Dataset items:
* BEGIN *
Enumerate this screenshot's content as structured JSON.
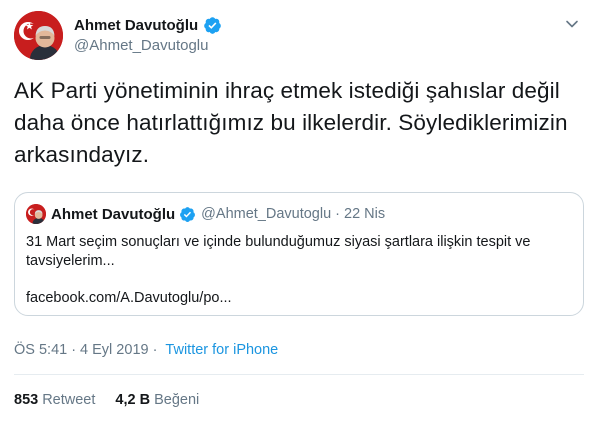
{
  "author": {
    "display_name": "Ahmet Davutoğlu",
    "handle": "@Ahmet_Davutoglu",
    "avatar_icon": "profile-photo-with-flag"
  },
  "tweet": {
    "text_lines": [
      "AK Parti yönetiminin ihraç etmek istediği şahıslar değil",
      "daha önce hatırlattığımız bu ilkelerdir. Söylediklerimizin",
      "arkasındayız."
    ]
  },
  "quoted": {
    "display_name": "Ahmet Davutoğlu",
    "handle": "@Ahmet_Davutoglu",
    "separator": "·",
    "date": "22 Nis",
    "body_lines": [
      "31 Mart seçim sonuçları ve içinde bulunduğumuz siyasi şartlara ilişkin tespit ve",
      "tavsiyelerim..."
    ],
    "link": "facebook.com/A.Davutoglu/po..."
  },
  "meta": {
    "time": "ÖS 5:41",
    "separator": "·",
    "date": "4 Eyl 2019",
    "separator2": "·",
    "source": "Twitter for iPhone"
  },
  "stats": {
    "retweet_count": "853",
    "retweet_label": "Retweet",
    "like_count": "4,2 B",
    "like_label": "Beğeni"
  },
  "colors": {
    "verified": "#1da1f2",
    "link": "#1b95e0",
    "muted": "#657786",
    "border": "#ccd6dd"
  }
}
* END *
_DIRECTIVE:_
Scan the records above for the string "link", then report every line that contains it.

_RESULT FOR THIS EXERCISE:_
    "link": "facebook.com/A.Davutoglu/po..."
    "link": "#1b95e0",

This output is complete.